### Written task
Each record must be reproduced exactly as it is shown.

-*-

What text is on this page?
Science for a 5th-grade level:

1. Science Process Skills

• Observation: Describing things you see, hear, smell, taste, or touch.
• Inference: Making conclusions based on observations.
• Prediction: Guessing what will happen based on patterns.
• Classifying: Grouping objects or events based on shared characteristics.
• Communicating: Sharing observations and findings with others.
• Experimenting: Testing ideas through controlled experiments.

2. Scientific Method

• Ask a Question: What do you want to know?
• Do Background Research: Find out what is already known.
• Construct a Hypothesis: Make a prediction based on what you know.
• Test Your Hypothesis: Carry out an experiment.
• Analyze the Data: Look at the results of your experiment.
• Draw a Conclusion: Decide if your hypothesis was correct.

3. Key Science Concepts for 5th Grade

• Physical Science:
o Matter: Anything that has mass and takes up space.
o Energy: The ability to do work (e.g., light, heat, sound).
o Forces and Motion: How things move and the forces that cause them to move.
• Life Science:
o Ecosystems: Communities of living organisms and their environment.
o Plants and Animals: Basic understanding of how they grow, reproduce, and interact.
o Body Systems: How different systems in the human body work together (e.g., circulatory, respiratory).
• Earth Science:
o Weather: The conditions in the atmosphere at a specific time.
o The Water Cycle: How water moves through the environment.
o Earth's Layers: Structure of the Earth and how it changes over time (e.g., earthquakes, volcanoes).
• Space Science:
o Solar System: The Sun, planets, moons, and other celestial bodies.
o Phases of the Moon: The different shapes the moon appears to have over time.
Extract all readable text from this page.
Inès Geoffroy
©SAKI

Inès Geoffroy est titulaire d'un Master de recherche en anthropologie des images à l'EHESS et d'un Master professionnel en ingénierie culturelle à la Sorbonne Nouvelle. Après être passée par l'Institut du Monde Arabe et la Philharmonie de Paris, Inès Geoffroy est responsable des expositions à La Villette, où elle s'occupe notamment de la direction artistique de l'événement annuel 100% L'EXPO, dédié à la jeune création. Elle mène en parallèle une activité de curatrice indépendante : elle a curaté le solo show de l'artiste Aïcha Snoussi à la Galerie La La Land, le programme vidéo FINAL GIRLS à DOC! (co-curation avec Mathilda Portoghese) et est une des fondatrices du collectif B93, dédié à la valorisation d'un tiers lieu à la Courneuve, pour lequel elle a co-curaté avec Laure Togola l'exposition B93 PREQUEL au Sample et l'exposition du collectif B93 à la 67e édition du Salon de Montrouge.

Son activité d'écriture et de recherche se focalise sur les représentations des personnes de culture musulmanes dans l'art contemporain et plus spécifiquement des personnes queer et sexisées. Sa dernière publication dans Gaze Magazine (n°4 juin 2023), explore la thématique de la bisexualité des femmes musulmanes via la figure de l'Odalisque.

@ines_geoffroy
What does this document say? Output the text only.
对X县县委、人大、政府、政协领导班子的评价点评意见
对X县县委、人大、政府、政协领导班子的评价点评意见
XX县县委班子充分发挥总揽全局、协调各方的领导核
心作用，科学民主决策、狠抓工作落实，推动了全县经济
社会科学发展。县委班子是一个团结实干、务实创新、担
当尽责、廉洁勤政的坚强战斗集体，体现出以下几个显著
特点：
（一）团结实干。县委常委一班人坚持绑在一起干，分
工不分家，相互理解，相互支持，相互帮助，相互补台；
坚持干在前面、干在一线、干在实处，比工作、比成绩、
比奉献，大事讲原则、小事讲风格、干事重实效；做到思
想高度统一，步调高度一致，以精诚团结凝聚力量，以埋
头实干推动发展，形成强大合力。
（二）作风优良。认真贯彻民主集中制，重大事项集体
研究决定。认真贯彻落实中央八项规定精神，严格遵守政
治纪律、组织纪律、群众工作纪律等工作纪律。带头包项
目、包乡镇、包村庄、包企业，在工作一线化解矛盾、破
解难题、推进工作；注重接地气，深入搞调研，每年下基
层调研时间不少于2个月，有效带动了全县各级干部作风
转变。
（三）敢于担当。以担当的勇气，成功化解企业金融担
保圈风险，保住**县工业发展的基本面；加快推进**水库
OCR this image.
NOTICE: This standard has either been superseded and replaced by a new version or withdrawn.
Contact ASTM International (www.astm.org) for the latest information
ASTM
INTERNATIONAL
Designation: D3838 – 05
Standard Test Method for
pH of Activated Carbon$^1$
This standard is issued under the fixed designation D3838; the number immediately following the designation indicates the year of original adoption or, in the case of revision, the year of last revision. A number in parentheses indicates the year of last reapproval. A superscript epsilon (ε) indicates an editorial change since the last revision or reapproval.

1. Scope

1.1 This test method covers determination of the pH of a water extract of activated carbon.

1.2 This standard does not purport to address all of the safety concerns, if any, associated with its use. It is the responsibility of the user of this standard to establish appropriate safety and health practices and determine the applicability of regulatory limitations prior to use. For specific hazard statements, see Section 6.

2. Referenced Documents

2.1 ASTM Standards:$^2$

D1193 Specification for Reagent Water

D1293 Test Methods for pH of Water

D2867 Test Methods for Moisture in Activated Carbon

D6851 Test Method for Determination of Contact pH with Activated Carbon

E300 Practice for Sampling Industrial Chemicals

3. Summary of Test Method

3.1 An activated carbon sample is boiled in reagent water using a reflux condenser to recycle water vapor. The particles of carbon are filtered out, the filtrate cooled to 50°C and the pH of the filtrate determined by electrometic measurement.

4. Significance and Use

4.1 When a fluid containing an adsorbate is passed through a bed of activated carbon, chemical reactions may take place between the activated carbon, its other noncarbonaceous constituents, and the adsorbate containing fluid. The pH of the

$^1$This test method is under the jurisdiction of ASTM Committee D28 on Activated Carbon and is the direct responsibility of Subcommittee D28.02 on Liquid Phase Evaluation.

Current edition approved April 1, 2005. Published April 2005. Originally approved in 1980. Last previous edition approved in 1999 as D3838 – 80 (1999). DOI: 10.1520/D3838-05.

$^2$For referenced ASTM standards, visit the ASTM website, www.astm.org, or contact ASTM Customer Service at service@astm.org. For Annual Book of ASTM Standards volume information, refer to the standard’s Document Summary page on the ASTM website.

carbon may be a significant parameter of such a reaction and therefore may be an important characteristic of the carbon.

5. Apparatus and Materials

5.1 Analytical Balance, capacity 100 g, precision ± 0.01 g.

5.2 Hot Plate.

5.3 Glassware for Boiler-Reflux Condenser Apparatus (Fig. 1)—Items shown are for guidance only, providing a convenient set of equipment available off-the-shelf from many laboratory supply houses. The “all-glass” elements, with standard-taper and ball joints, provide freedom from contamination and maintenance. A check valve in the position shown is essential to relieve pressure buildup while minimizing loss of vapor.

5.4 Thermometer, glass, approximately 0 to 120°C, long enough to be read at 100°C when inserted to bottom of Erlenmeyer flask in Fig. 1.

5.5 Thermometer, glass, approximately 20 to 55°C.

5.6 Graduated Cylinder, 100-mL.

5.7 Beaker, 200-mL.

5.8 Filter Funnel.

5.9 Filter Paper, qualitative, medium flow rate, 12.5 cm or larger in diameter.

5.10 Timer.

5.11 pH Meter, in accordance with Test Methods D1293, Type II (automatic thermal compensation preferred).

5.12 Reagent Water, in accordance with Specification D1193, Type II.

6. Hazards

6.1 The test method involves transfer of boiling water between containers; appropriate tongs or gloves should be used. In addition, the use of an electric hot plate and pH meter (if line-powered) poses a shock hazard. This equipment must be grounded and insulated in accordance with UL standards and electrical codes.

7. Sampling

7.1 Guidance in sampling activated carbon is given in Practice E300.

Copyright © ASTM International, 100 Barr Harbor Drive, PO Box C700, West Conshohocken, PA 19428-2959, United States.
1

-*-

### Task solution
What text is on this page?
Science for a 5th-grade level:

1. Science Process Skills

• Observation: Describing things you see, hear, smell, taste, or touch.
• Inference: Making conclusions based on observations.
• Prediction: Guessing what will happen based on patterns.
• Classifying: Grouping objects or events based on shared characteristics.
• Communicating: Sharing observations and findings with others.
• Experimenting: Testing ideas through controlled experiments.

2. Scientific Method

• Ask a Question: What do you want to know?
• Do Background Research: Find out what is already known.
• Construct a Hypothesis: Make a prediction based on what you know.
• Test Your Hypothesis: Carry out an experiment.
• Analyze the Data: Look at the results of your experiment.
• Draw a Conclusion: Decide if your hypothesis was correct.

3. Key Science Concepts for 5th Grade

• Physical Science:
o Matter: Anything that has mass and takes up space.
o Energy: The ability to do work (e.g., light, heat, sound).
o Forces and Motion: How things move and the forces that cause them to move.
• Life Science:
o Ecosystems: Communities of living organisms and their environment.
o Plants and Animals: Basic understanding of how they grow, reproduce, and interact.
o Body Systems: How different systems in the human body work together (e.g., circulatory, respiratory).
• Earth Science:
o Weather: The conditions in the atmosphere at a specific time.
o The Water Cycle: How water moves through the environment.
o Earth's Layers: Structure of the Earth and how it changes over time (e.g., earthquakes, volcanoes).
• Space Science:
o Solar System: The Sun, planets, moons, and other celestial bodies.
o Phases of the Moon: The different shapes the moon appears to have over time.
Extract all readable text from this page.
Inès Geoffroy
©SAKI

Inès Geoffroy est titulaire d'un Master de recherche en anthropologie des images à l'EHESS et d'un Master professionnel en ingénierie culturelle à la Sorbonne Nouvelle. Après être passée par l'Institut du Monde Arabe et la Philharmonie de Paris, Inès Geoffroy est responsable des expositions à La Villette, où elle s'occupe notamment de la direction artistique de l'événement annuel 100% L'EXPO, dédié à la jeune création. Elle mène en parallèle une activité de curatrice indépendante : elle a curaté le solo show de l'artiste Aïcha Snoussi à la Galerie La La Land, le programme vidéo FINAL GIRLS à DOC! (co-curation avec Mathilda Portoghese) et est une des fondatrices du collectif B93, dédié à la valorisation d'un tiers lieu à la Courneuve, pour lequel elle a co-curaté avec Laure Togola l'exposition B93 PREQUEL au Sample et l'exposition du collectif B93 à la 67e édition du Salon de Montrouge.

Son activité d'écriture et de recherche se focalise sur les représentations des personnes de culture musulmanes dans l'art contemporain et plus spécifiquement des personnes queer et sexisées. Sa dernière publication dans Gaze Magazine (n°4 juin 2023), explore la thématique de la bisexualité des femmes musulmanes via la figure de l'Odalisque.

@ines_geoffroy
What does this document say? Output the text only.
对X县县委、人大、政府、政协领导班子的评价点评意见
对X县县委、人大、政府、政协领导班子的评价点评意见
XX县县委班子充分发挥总揽全局、协调各方的领导核
心作用，科学民主决策、狠抓工作落实，推动了全县经济
社会科学发展。县委班子是一个团结实干、务实创新、担
当尽责、廉洁勤政的坚强战斗集体，体现出以下几个显著
特点：
（一）团结实干。县委常委一班人坚持绑在一起干，分
工不分家，相互理解，相互支持，相互帮助，相互补台；
坚持干在前面、干在一线、干在实处，比工作、比成绩、
比奉献，大事讲原则、小事讲风格、干事重实效；做到思
想高度统一，步调高度一致，以精诚团结凝聚力量，以埋
头实干推动发展，形成强大合力。
（二）作风优良。认真贯彻民主集中制，重大事项集体
研究决定。认真贯彻落实中央八项规定精神，严格遵守政
治纪律、组织纪律、群众工作纪律等工作纪律。带头包项
目、包乡镇、包村庄、包企业，在工作一线化解矛盾、破
解难题、推进工作；注重接地气，深入搞调研，每年下基
层调研时间不少于2个月，有效带动了全县各级干部作风
转变。
（三）敢于担当。以担当的勇气，成功化解企业金融担
保圈风险，保住**县工业发展的基本面；加快推进**水库
OCR this image.
NOTICE: This standard has either been superseded and replaced by a new version or withdrawn.
Contact ASTM International (www.astm.org) for the latest information
ASTM
INTERNATIONAL
Designation: D3838 – 05
Standard Test Method for
pH of Activated Carbon$^1$
This standard is issued under the fixed designation D3838; the number immediately following the designation indicates the year of original adoption or, in the case of revision, the year of last revision. A number in parentheses indicates the year of last reapproval. A superscript epsilon (ε) indicates an editorial change since the last revision or reapproval.

1. Scope

1.1 This test method covers determination of the pH of a water extract of activated carbon.

1.2 This standard does not purport to address all of the safety concerns, if any, associated with its use. It is the responsibility of the user of this standard to establish appropriate safety and health practices and determine the applicability of regulatory limitations prior to use. For specific hazard statements, see Section 6.

2. Referenced Documents

2.1 ASTM Standards:$^2$

D1193 Specification for Reagent Water

D1293 Test Methods for pH of Water

D2867 Test Methods for Moisture in Activated Carbon

D6851 Test Method for Determination of Contact pH with Activated Carbon

E300 Practice for Sampling Industrial Chemicals

3. Summary of Test Method

3.1 An activated carbon sample is boiled in reagent water using a reflux condenser to recycle water vapor. The particles of carbon are filtered out, the filtrate cooled to 50°C and the pH of the filtrate determined by electrometic measurement.

4. Significance and Use

4.1 When a fluid containing an adsorbate is passed through a bed of activated carbon, chemical reactions may take place between the activated carbon, its other noncarbonaceous constituents, and the adsorbate containing fluid. The pH of the

$^1$This test method is under the jurisdiction of ASTM Committee D28 on Activated Carbon and is the direct responsibility of Subcommittee D28.02 on Liquid Phase Evaluation.

Current edition approved April 1, 2005. Published April 2005. Originally approved in 1980. Last previous edition approved in 1999 as D3838 – 80 (1999). DOI: 10.1520/D3838-05.

$^2$For referenced ASTM standards, visit the ASTM website, www.astm.org, or contact ASTM Customer Service at service@astm.org. For Annual Book of ASTM Standards volume information, refer to the standard’s Document Summary page on the ASTM website.

carbon may be a significant parameter of such a reaction and therefore may be an important characteristic of the carbon.

5. Apparatus and Materials

5.1 Analytical Balance, capacity 100 g, precision ± 0.01 g.

5.2 Hot Plate.

5.3 Glassware for Boiler-Reflux Condenser Apparatus (Fig. 1)—Items shown are for guidance only, providing a convenient set of equipment available off-the-shelf from many laboratory supply houses. The “all-glass” elements, with standard-taper and ball joints, provide freedom from contamination and maintenance. A check valve in the position shown is essential to relieve pressure buildup while minimizing loss of vapor.

5.4 Thermometer, glass, approximately 0 to 120°C, long enough to be read at 100°C when inserted to bottom of Erlenmeyer flask in Fig. 1.

5.5 Thermometer, glass, approximately 20 to 55°C.

5.6 Graduated Cylinder, 100-mL.

5.7 Beaker, 200-mL.

5.8 Filter Funnel.

5.9 Filter Paper, qualitative, medium flow rate, 12.5 cm or larger in diameter.

5.10 Timer.

5.11 pH Meter, in accordance with Test Methods D1293, Type II (automatic thermal compensation preferred).

5.12 Reagent Water, in accordance with Specification D1193, Type II.

6. Hazards

6.1 The test method involves transfer of boiling water between containers; appropriate tongs or gloves should be used. In addition, the use of an electric hot plate and pH meter (if line-powered) poses a shock hazard. This equipment must be grounded and insulated in accordance with UL standards and electrical codes.

7. Sampling

7.1 Guidance in sampling activated carbon is given in Practice E300.

Copyright © ASTM International, 100 Barr Harbor Drive, PO Box C700, West Conshohocken, PA 19428-2959, United States.
1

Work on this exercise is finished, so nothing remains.